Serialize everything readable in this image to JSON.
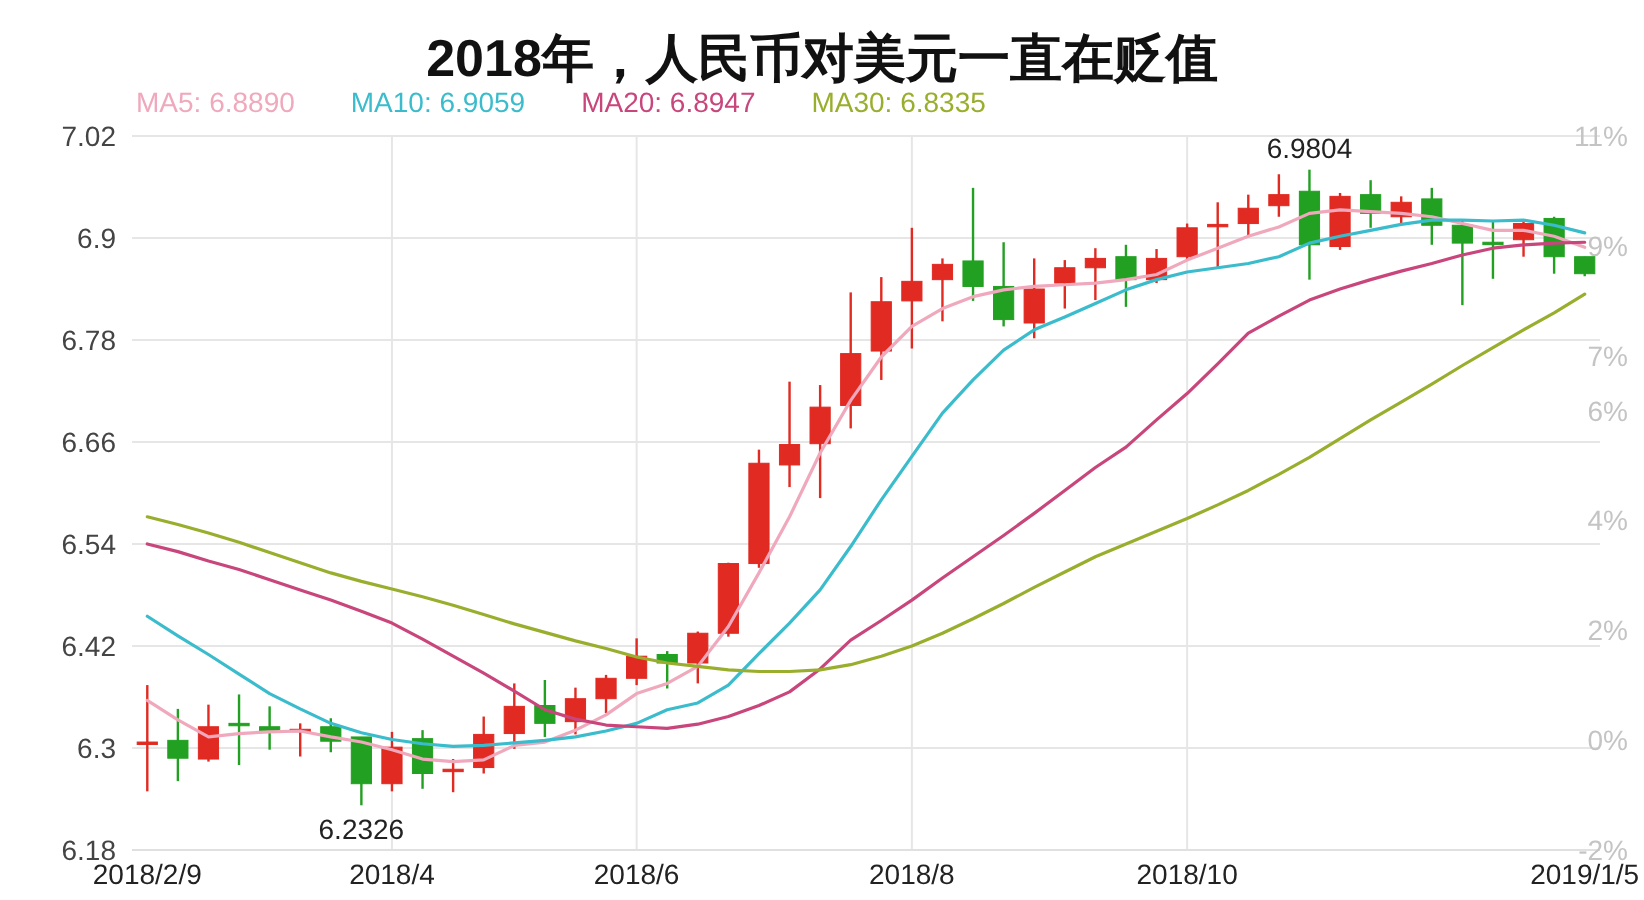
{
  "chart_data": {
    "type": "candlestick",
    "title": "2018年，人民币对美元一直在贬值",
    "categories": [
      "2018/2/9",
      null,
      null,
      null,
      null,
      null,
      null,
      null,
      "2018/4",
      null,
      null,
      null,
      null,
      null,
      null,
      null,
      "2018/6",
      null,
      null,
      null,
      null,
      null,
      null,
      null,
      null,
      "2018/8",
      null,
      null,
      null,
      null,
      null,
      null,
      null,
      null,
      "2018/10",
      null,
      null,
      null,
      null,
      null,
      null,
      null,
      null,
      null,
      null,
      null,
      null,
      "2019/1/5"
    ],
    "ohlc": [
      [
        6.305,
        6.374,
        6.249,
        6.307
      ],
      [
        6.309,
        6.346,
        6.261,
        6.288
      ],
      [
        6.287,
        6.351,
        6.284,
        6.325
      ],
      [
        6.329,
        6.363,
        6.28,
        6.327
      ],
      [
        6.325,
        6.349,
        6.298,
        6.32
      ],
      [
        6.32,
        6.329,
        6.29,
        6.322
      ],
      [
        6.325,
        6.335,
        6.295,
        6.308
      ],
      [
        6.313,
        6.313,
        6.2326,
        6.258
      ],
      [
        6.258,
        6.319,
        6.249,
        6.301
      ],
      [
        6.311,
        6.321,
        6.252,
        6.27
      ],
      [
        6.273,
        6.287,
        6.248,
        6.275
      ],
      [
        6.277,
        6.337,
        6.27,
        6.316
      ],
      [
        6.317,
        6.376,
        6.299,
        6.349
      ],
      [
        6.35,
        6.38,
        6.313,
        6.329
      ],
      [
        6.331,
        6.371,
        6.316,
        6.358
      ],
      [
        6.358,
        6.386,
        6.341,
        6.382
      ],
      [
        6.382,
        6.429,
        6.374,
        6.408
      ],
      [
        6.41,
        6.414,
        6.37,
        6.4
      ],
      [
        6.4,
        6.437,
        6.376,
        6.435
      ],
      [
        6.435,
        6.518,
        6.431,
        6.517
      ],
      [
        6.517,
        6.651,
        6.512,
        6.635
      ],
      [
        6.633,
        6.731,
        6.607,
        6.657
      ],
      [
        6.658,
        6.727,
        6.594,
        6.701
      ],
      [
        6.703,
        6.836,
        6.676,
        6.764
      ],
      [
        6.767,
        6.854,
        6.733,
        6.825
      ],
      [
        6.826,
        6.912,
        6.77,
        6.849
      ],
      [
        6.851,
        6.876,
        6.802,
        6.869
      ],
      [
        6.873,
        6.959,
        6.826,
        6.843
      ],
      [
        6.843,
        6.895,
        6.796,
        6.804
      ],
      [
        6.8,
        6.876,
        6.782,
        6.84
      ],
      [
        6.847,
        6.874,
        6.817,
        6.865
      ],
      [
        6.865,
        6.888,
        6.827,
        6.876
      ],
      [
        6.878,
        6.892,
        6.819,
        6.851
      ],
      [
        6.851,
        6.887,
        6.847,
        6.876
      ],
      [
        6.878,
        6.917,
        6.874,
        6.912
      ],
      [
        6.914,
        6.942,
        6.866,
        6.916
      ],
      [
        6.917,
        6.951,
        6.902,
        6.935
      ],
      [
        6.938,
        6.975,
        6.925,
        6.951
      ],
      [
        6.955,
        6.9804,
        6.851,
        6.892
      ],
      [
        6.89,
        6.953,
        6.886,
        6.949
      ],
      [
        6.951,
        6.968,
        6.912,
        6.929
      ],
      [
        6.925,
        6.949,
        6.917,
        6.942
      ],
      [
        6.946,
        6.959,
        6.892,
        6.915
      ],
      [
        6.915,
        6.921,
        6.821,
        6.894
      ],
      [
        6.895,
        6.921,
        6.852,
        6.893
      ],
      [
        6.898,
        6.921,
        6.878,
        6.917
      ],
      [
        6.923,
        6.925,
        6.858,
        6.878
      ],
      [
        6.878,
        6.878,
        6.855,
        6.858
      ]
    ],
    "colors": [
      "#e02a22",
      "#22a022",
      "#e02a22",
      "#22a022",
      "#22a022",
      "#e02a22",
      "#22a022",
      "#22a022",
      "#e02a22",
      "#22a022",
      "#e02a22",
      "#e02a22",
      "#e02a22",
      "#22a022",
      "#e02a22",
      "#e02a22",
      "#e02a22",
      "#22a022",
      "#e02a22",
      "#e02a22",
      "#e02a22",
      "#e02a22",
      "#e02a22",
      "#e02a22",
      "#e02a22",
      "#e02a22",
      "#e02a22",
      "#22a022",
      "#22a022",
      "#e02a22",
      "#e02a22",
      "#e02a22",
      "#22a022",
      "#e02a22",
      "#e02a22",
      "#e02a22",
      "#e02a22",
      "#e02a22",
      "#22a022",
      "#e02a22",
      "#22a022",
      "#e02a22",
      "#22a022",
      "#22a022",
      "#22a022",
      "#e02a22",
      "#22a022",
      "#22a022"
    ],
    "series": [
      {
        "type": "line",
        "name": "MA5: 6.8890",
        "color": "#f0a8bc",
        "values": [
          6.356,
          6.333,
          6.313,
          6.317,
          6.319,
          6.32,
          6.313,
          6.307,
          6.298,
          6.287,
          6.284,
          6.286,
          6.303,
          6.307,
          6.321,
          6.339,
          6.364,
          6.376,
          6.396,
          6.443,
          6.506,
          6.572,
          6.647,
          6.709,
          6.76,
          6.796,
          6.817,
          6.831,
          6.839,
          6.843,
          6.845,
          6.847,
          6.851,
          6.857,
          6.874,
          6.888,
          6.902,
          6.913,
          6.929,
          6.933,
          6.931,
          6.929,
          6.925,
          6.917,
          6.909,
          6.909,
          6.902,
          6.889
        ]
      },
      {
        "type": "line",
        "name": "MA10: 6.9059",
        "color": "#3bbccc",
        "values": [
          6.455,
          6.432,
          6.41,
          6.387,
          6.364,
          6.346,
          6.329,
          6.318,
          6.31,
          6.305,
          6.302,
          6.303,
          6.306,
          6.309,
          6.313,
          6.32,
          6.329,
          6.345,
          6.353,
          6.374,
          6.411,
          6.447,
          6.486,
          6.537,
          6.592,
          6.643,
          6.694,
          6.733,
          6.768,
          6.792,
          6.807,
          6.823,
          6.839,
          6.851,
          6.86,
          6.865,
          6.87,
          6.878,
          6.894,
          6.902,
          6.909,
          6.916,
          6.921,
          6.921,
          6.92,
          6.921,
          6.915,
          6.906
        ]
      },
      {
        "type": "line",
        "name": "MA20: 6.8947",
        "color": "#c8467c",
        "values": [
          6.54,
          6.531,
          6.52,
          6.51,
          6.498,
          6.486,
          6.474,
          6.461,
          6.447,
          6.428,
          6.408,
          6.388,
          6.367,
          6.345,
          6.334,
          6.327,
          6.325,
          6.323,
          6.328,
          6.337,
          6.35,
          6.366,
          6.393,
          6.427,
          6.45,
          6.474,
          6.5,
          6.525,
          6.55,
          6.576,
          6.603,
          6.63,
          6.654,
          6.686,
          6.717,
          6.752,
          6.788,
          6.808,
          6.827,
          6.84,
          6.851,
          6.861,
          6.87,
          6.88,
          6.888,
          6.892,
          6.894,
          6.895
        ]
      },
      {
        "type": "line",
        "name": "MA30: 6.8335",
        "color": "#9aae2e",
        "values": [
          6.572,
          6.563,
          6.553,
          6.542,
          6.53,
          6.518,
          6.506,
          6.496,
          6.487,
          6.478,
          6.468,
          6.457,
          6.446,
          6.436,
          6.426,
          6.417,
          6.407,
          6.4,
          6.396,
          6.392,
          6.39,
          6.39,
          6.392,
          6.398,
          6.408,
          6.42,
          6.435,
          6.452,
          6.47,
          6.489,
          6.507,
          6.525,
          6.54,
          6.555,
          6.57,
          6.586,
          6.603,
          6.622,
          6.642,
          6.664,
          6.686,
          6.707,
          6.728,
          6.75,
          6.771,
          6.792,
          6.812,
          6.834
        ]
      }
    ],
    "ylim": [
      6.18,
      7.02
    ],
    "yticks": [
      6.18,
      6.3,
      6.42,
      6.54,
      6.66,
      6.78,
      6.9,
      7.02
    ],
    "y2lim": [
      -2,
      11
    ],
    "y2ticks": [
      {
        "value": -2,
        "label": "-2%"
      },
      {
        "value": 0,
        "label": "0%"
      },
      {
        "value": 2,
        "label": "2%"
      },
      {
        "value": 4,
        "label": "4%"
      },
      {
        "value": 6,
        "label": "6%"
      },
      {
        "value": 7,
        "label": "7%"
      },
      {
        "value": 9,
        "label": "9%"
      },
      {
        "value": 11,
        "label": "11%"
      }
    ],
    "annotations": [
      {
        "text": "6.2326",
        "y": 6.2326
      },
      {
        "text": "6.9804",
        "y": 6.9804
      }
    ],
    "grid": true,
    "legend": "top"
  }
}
──────────────────────────────
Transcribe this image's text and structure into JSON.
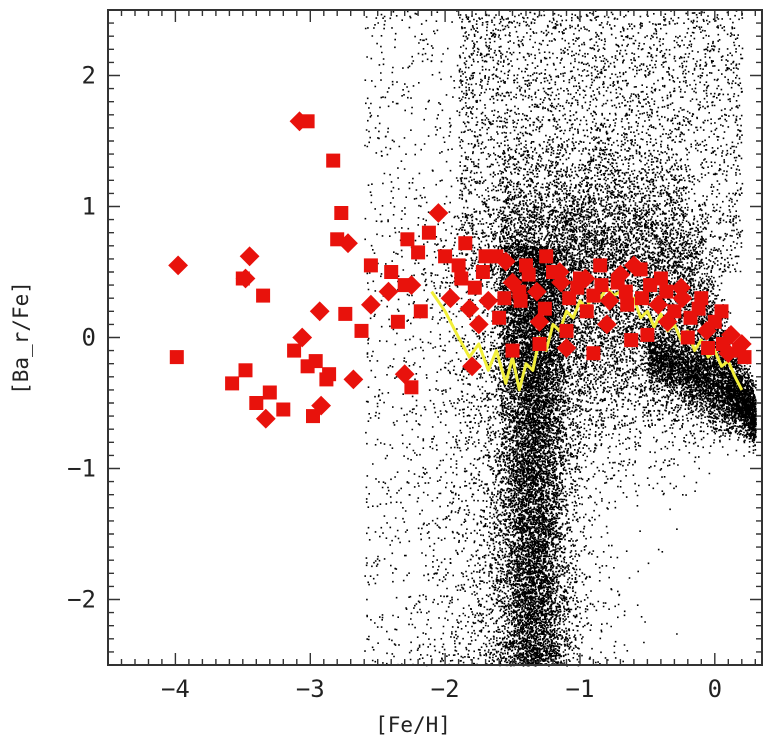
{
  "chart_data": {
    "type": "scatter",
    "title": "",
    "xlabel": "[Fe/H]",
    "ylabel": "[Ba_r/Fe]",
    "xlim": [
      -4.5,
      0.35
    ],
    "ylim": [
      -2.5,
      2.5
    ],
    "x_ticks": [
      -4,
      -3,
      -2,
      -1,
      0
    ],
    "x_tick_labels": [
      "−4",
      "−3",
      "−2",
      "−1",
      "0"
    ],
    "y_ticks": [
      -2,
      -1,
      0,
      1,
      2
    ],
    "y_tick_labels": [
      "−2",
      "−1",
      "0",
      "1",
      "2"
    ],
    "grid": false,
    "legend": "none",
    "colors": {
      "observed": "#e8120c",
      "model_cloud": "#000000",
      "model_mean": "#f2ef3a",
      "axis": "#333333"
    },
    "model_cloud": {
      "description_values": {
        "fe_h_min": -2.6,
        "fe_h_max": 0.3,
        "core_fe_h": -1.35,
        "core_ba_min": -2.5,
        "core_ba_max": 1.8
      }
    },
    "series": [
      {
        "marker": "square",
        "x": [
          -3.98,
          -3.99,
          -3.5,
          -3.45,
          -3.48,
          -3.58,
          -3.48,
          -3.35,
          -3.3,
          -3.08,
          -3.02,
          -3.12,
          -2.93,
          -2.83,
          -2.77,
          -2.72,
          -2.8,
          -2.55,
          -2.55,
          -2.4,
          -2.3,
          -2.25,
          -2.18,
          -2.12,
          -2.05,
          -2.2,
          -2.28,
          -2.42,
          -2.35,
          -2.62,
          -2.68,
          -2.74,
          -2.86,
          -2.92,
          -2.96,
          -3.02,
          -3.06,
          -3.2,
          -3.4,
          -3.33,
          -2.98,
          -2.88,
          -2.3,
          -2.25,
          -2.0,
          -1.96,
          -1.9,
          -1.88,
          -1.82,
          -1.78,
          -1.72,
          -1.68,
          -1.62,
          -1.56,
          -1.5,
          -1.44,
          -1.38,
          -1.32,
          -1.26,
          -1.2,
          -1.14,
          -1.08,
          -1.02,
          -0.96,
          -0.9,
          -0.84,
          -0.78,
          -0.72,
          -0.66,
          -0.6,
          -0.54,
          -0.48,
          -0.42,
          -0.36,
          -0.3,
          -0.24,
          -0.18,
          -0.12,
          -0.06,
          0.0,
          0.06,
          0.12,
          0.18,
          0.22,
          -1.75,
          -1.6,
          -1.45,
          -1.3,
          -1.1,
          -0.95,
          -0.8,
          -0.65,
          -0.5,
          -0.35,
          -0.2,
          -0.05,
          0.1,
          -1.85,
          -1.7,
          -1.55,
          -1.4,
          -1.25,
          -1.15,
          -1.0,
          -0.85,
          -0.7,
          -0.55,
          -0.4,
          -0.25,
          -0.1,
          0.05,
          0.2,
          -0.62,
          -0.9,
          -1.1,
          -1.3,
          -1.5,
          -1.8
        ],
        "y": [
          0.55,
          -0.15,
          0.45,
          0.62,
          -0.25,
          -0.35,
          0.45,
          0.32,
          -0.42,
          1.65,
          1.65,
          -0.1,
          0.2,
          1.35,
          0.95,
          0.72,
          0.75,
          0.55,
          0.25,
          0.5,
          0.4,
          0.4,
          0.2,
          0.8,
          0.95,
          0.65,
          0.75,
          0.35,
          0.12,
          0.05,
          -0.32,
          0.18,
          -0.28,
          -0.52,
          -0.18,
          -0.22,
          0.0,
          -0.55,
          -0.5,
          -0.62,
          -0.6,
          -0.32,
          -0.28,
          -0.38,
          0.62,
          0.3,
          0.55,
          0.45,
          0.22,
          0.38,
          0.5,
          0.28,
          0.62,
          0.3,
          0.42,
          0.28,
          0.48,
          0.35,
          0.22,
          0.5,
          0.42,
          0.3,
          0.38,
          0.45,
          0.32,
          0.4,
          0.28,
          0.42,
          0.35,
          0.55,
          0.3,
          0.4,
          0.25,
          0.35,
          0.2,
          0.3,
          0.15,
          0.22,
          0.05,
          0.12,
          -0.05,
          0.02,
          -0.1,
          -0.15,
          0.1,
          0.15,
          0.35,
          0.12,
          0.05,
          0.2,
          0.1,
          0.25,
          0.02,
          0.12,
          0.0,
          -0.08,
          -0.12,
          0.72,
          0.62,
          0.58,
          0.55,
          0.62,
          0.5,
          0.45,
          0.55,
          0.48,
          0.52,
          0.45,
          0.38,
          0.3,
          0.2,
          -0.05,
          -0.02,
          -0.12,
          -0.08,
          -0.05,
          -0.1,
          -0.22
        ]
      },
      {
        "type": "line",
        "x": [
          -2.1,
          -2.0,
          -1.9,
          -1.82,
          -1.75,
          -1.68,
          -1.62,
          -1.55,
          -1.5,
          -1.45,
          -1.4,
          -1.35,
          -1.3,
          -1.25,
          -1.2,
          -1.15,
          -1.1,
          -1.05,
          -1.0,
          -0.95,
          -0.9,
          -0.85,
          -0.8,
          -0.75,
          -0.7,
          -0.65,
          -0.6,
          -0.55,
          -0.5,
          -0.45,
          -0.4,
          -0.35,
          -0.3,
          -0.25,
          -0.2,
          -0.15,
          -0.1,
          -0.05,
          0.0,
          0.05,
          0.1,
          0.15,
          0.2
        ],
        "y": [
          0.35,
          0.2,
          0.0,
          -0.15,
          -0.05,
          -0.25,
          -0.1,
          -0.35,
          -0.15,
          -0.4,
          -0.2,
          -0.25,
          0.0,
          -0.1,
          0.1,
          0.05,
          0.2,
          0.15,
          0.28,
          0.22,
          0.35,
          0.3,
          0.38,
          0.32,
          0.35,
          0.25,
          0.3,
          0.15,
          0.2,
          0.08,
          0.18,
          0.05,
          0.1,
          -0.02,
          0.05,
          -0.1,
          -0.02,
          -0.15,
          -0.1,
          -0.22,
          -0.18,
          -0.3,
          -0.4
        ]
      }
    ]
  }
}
──────────────────────────────
* **Description of the task**: Find all lines with "text" in them and copy each one.

* **Complete output**:
        "text": "6.2326",
        "text": "6.9804",
Transcribe this image's text and structure into JSON.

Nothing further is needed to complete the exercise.